>> Start Provided material
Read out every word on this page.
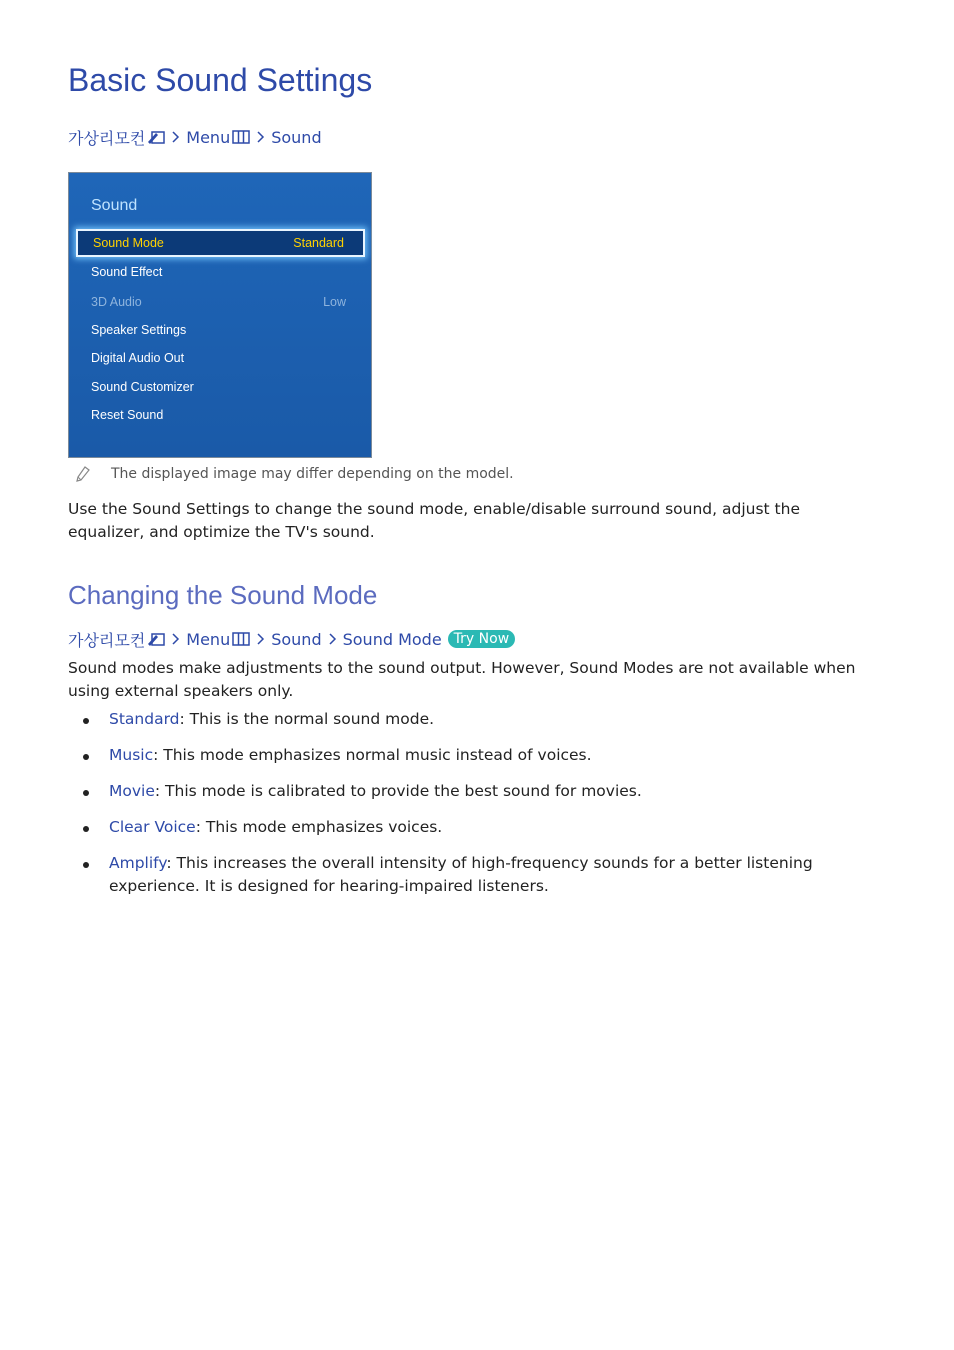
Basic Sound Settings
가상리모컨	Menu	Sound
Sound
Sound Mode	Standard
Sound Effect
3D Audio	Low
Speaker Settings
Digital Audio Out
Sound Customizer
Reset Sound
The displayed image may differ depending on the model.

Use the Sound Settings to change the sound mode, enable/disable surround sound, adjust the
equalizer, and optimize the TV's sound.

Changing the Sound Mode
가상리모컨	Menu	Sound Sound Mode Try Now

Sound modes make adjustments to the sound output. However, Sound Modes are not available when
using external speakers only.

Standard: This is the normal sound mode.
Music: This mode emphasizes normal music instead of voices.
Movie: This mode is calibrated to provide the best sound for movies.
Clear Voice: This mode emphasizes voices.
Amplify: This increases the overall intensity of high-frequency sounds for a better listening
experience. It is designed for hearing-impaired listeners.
>> End Provided material
## Problem statement
Can you retype every record above exactly, leaving out the pictures?

## Result of this exercise
Read out every word on this page.
Basic Sound Settings
가상리모컨	Menu	Sound
Sound
Sound Mode	Standard
Sound Effect
3D Audio	Low
Speaker Settings
Digital Audio Out
Sound Customizer
Reset Sound
The displayed image may differ depending on the model.

Use the Sound Settings to change the sound mode, enable/disable surround sound, adjust the
equalizer, and optimize the TV's sound.

Changing the Sound Mode
가상리모컨	Menu	Sound Sound Mode Try Now

Sound modes make adjustments to the sound output. However, Sound Modes are not available when
using external speakers only.

Standard: This is the normal sound mode.
Music: This mode emphasizes normal music instead of voices.
Movie: This mode is calibrated to provide the best sound for movies.
Clear Voice: This mode emphasizes voices.
Amplify: This increases the overall intensity of high-frequency sounds for a better listening
experience. It is designed for hearing-impaired listeners.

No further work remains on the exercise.